-- start ENTRIES PROVIDED --

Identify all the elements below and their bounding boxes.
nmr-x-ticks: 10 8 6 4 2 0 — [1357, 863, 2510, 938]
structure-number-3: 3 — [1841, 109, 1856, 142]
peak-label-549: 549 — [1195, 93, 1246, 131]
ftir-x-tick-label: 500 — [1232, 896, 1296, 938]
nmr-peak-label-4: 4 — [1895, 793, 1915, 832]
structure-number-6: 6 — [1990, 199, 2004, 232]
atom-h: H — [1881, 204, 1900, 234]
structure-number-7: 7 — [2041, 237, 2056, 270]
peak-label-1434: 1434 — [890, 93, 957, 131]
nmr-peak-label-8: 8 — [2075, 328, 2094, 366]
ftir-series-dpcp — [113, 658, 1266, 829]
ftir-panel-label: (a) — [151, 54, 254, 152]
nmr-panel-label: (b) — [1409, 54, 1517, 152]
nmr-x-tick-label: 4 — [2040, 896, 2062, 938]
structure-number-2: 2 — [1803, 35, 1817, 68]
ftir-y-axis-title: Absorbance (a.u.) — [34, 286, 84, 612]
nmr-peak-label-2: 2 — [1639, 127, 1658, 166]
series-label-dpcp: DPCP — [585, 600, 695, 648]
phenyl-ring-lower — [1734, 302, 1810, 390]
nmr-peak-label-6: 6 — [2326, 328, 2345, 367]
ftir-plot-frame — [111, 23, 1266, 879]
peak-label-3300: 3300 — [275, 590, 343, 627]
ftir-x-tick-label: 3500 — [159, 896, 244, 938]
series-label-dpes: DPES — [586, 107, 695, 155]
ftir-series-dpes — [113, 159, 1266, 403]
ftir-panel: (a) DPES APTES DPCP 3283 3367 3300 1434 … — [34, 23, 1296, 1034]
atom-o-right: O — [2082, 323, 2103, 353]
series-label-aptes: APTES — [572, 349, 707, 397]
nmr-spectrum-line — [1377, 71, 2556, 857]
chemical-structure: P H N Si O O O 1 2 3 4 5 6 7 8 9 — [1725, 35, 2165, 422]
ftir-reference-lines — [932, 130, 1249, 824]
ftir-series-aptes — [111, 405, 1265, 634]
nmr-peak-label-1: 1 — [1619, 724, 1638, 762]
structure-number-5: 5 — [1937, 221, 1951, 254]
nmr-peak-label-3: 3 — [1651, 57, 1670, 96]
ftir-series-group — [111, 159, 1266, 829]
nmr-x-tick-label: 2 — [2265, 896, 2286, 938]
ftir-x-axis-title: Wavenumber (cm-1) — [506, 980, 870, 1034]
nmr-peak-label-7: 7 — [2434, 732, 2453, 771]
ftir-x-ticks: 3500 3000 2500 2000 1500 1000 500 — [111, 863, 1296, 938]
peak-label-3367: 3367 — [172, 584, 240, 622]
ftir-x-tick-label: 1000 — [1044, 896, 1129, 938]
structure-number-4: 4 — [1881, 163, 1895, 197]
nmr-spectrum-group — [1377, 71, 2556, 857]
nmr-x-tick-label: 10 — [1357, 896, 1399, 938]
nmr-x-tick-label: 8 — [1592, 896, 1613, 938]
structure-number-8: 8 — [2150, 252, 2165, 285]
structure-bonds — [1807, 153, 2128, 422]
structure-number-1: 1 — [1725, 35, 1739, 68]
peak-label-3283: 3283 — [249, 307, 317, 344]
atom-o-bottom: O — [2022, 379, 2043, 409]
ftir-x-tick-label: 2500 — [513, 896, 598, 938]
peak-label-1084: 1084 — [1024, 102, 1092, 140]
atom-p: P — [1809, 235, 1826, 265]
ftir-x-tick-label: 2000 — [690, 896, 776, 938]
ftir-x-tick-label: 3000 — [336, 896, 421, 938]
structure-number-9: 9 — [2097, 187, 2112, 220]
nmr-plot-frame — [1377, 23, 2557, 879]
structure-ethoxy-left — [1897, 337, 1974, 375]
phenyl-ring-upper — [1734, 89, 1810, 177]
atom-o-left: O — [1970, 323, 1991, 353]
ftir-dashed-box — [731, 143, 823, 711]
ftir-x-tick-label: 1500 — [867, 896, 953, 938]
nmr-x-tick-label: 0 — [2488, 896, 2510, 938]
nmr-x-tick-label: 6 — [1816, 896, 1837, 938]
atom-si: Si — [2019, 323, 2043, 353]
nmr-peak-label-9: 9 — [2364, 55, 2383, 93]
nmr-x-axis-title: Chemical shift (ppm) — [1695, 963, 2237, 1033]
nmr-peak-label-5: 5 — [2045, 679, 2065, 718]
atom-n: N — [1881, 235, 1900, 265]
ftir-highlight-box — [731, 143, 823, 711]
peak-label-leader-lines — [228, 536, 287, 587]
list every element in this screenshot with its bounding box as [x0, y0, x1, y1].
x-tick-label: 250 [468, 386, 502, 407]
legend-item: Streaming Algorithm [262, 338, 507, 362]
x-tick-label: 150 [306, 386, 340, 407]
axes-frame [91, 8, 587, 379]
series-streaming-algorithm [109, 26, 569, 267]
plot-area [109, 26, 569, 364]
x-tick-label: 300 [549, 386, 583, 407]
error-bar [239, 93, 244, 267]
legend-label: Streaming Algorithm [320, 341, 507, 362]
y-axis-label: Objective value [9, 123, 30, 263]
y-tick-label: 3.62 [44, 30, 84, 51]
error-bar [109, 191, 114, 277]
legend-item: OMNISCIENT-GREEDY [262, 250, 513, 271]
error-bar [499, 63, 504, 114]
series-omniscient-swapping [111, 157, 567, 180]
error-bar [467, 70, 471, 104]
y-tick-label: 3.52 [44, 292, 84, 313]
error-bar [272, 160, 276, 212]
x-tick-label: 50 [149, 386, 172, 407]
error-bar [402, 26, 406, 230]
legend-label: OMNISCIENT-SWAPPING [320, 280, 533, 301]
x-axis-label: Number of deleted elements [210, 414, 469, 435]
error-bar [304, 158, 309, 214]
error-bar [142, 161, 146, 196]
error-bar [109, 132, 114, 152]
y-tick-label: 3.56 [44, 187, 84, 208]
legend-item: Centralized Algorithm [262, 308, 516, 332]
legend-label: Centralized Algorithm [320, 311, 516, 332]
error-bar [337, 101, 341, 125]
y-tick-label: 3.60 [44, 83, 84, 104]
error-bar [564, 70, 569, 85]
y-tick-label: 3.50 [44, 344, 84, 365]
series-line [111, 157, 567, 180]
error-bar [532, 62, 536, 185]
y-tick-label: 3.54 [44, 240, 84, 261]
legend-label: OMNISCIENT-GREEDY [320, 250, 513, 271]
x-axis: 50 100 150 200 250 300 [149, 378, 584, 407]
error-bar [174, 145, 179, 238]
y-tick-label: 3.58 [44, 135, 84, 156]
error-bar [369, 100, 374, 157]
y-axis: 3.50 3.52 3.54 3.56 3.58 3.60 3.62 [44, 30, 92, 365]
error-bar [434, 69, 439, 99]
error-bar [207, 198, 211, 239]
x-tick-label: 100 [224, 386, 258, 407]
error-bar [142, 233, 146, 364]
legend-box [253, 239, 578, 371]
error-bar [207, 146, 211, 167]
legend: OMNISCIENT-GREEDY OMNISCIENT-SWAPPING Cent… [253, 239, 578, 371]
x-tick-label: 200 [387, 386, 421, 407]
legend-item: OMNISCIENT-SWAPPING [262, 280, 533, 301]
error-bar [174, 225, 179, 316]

-- end ENTRIES PROVIDED --

**PROBLEM DETAILS:** Repeat all of the material above line for line, without changing a single character.

**ANSWER TO THIS EXERCISE:**
Identify all the elements below and their bounding boxes.
nmr-x-ticks: 10 8 6 4 2 0 — [1357, 863, 2510, 938]
structure-number-3: 3 — [1841, 109, 1856, 142]
peak-label-549: 549 — [1195, 93, 1246, 131]
ftir-x-tick-label: 500 — [1232, 896, 1296, 938]
nmr-peak-label-4: 4 — [1895, 793, 1915, 832]
structure-number-6: 6 — [1990, 199, 2004, 232]
atom-h: H — [1881, 204, 1900, 234]
structure-number-7: 7 — [2041, 237, 2056, 270]
peak-label-1434: 1434 — [890, 93, 957, 131]
nmr-peak-label-8: 8 — [2075, 328, 2094, 366]
ftir-series-dpcp — [113, 658, 1266, 829]
ftir-panel-label: (a) — [151, 54, 254, 152]
nmr-panel-label: (b) — [1409, 54, 1517, 152]
nmr-x-tick-label: 4 — [2040, 896, 2062, 938]
structure-number-2: 2 — [1803, 35, 1817, 68]
ftir-y-axis-title: Absorbance (a.u.) — [34, 286, 84, 612]
nmr-peak-label-2: 2 — [1639, 127, 1658, 166]
series-label-dpcp: DPCP — [585, 600, 695, 648]
phenyl-ring-lower — [1734, 302, 1810, 390]
nmr-peak-label-6: 6 — [2326, 328, 2345, 367]
ftir-plot-frame — [111, 23, 1266, 879]
peak-label-3300: 3300 — [275, 590, 343, 627]
ftir-x-tick-label: 3500 — [159, 896, 244, 938]
series-label-dpes: DPES — [586, 107, 695, 155]
ftir-series-dpes — [113, 159, 1266, 403]
ftir-panel: (a) DPES APTES DPCP 3283 3367 3300 1434 … — [34, 23, 1296, 1034]
atom-o-right: O — [2082, 323, 2103, 353]
series-label-aptes: APTES — [572, 349, 707, 397]
nmr-spectrum-line — [1377, 71, 2556, 857]
chemical-structure: P H N Si O O O 1 2 3 4 5 6 7 8 9 — [1725, 35, 2165, 422]
ftir-reference-lines — [932, 130, 1249, 824]
ftir-series-aptes — [111, 405, 1265, 634]
nmr-peak-label-1: 1 — [1619, 724, 1638, 762]
structure-number-5: 5 — [1937, 221, 1951, 254]
nmr-peak-label-3: 3 — [1651, 57, 1670, 96]
ftir-series-group — [111, 159, 1266, 829]
nmr-x-tick-label: 2 — [2265, 896, 2286, 938]
ftir-x-axis-title: Wavenumber (cm-1) — [506, 980, 870, 1034]
nmr-peak-label-7: 7 — [2434, 732, 2453, 771]
ftir-x-ticks: 3500 3000 2500 2000 1500 1000 500 — [111, 863, 1296, 938]
peak-label-3367: 3367 — [172, 584, 240, 622]
ftir-x-tick-label: 1000 — [1044, 896, 1129, 938]
structure-number-4: 4 — [1881, 163, 1895, 197]
nmr-spectrum-group — [1377, 71, 2556, 857]
nmr-x-tick-label: 10 — [1357, 896, 1399, 938]
nmr-x-tick-label: 8 — [1592, 896, 1613, 938]
structure-number-8: 8 — [2150, 252, 2165, 285]
structure-bonds — [1807, 153, 2128, 422]
structure-number-1: 1 — [1725, 35, 1739, 68]
peak-label-3283: 3283 — [249, 307, 317, 344]
atom-o-bottom: O — [2022, 379, 2043, 409]
ftir-x-tick-label: 2500 — [513, 896, 598, 938]
peak-label-1084: 1084 — [1024, 102, 1092, 140]
atom-p: P — [1809, 235, 1826, 265]
ftir-x-tick-label: 2000 — [690, 896, 776, 938]
ftir-x-tick-label: 3000 — [336, 896, 421, 938]
structure-number-9: 9 — [2097, 187, 2112, 220]
nmr-plot-frame — [1377, 23, 2557, 879]
structure-ethoxy-left — [1897, 337, 1974, 375]
phenyl-ring-upper — [1734, 89, 1810, 177]
atom-o-left: O — [1970, 323, 1991, 353]
ftir-dashed-box — [731, 143, 823, 711]
ftir-x-tick-label: 1500 — [867, 896, 953, 938]
nmr-x-tick-label: 0 — [2488, 896, 2510, 938]
nmr-x-tick-label: 6 — [1816, 896, 1837, 938]
atom-si: Si — [2019, 323, 2043, 353]
nmr-peak-label-9: 9 — [2364, 55, 2383, 93]
nmr-x-axis-title: Chemical shift (ppm) — [1695, 963, 2237, 1033]
nmr-peak-label-5: 5 — [2045, 679, 2065, 718]
atom-n: N — [1881, 235, 1900, 265]
ftir-highlight-box — [731, 143, 823, 711]
peak-label-leader-lines — [228, 536, 287, 587]
list every element in this screenshot with its bounding box as [x0, y0, x1, y1].
x-tick-label: 250 [468, 386, 502, 407]
legend-item: Streaming Algorithm [262, 338, 507, 362]
x-tick-label: 150 [306, 386, 340, 407]
axes-frame [91, 8, 587, 379]
series-streaming-algorithm [109, 26, 569, 267]
plot-area [109, 26, 569, 364]
x-tick-label: 300 [549, 386, 583, 407]
error-bar [239, 93, 244, 267]
legend-label: Streaming Algorithm [320, 341, 507, 362]
y-axis-label: Objective value [9, 123, 30, 263]
y-tick-label: 3.62 [44, 30, 84, 51]
error-bar [109, 191, 114, 277]
legend-item: OMNISCIENT-GREEDY [262, 250, 513, 271]
error-bar [499, 63, 504, 114]
series-omniscient-swapping [111, 157, 567, 180]
error-bar [467, 70, 471, 104]
y-tick-label: 3.52 [44, 292, 84, 313]
error-bar [272, 160, 276, 212]
x-tick-label: 50 [149, 386, 172, 407]
error-bar [402, 26, 406, 230]
legend-label: OMNISCIENT-SWAPPING [320, 280, 533, 301]
x-axis-label: Number of deleted elements [210, 414, 469, 435]
error-bar [304, 158, 309, 214]
error-bar [142, 161, 146, 196]
error-bar [109, 132, 114, 152]
y-tick-label: 3.56 [44, 187, 84, 208]
legend-item: Centralized Algorithm [262, 308, 516, 332]
legend-label: Centralized Algorithm [320, 311, 516, 332]
error-bar [337, 101, 341, 125]
y-tick-label: 3.60 [44, 83, 84, 104]
error-bar [564, 70, 569, 85]
y-tick-label: 3.50 [44, 344, 84, 365]
series-line [111, 157, 567, 180]
error-bar [532, 62, 536, 185]
y-tick-label: 3.54 [44, 240, 84, 261]
legend-label: OMNISCIENT-GREEDY [320, 250, 513, 271]
x-axis: 50 100 150 200 250 300 [149, 378, 584, 407]
error-bar [174, 145, 179, 238]
y-tick-label: 3.58 [44, 135, 84, 156]
error-bar [369, 100, 374, 157]
y-axis: 3.50 3.52 3.54 3.56 3.58 3.60 3.62 [44, 30, 92, 365]
error-bar [434, 69, 439, 99]
error-bar [207, 198, 211, 239]
x-tick-label: 100 [224, 386, 258, 407]
error-bar [142, 233, 146, 364]
legend-box [253, 239, 578, 371]
error-bar [207, 146, 211, 167]
legend: OMNISCIENT-GREEDY OMNISCIENT-SWAPPING Cent… [253, 239, 578, 371]
x-tick-label: 200 [387, 386, 421, 407]
legend-item: OMNISCIENT-SWAPPING [262, 280, 533, 301]
error-bar [174, 225, 179, 316]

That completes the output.